Stored data
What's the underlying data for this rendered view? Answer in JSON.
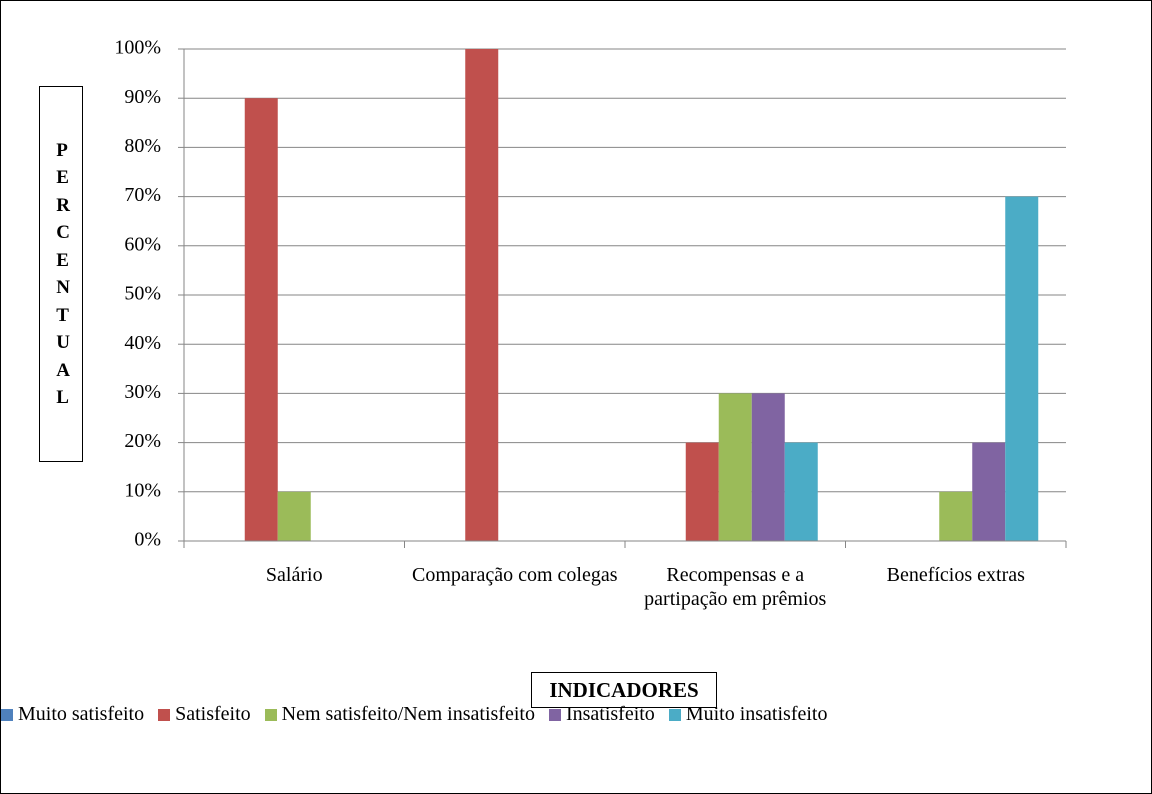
{
  "chart_data": {
    "type": "bar",
    "categories": [
      "Salário",
      "Comparação com colegas",
      "Recompensas e a partipação em prêmios",
      "Benefícios extras"
    ],
    "series": [
      {
        "name": "Muito satisfeito",
        "color": "#4f81bd",
        "values": [
          0,
          0,
          0,
          0
        ]
      },
      {
        "name": "Satisfeito",
        "color": "#c0504d",
        "values": [
          90,
          100,
          20,
          0
        ]
      },
      {
        "name": "Nem satisfeito/Nem insatisfeito",
        "color": "#9bbb59",
        "values": [
          10,
          0,
          30,
          10
        ]
      },
      {
        "name": "Insatisfeito",
        "color": "#8064a2",
        "values": [
          0,
          0,
          30,
          20
        ]
      },
      {
        "name": "Muito insatisfeito",
        "color": "#4bacc6",
        "values": [
          0,
          0,
          20,
          70
        ]
      }
    ],
    "ylim": [
      0,
      100
    ],
    "yticks": [
      {
        "value": 0,
        "label": "0%"
      },
      {
        "value": 10,
        "label": "10%"
      },
      {
        "value": 20,
        "label": "20%"
      },
      {
        "value": 30,
        "label": "30%"
      },
      {
        "value": 40,
        "label": "40%"
      },
      {
        "value": 50,
        "label": "50%"
      },
      {
        "value": 60,
        "label": "60%"
      },
      {
        "value": 70,
        "label": "70%"
      },
      {
        "value": 80,
        "label": "80%"
      },
      {
        "value": 90,
        "label": "90%"
      },
      {
        "value": 100,
        "label": "100%"
      }
    ],
    "ylabel": "PERCENTUAL",
    "xlabel": "INDICADORES",
    "grid": true,
    "legend": "bottom"
  }
}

→ **Aim of the task**: Using the listing above, pull out all lines that hold the word "Muito".

→ **Solved problem**:
        "name": "Muito satisfeito",
        "name": "Muito insatisfeito",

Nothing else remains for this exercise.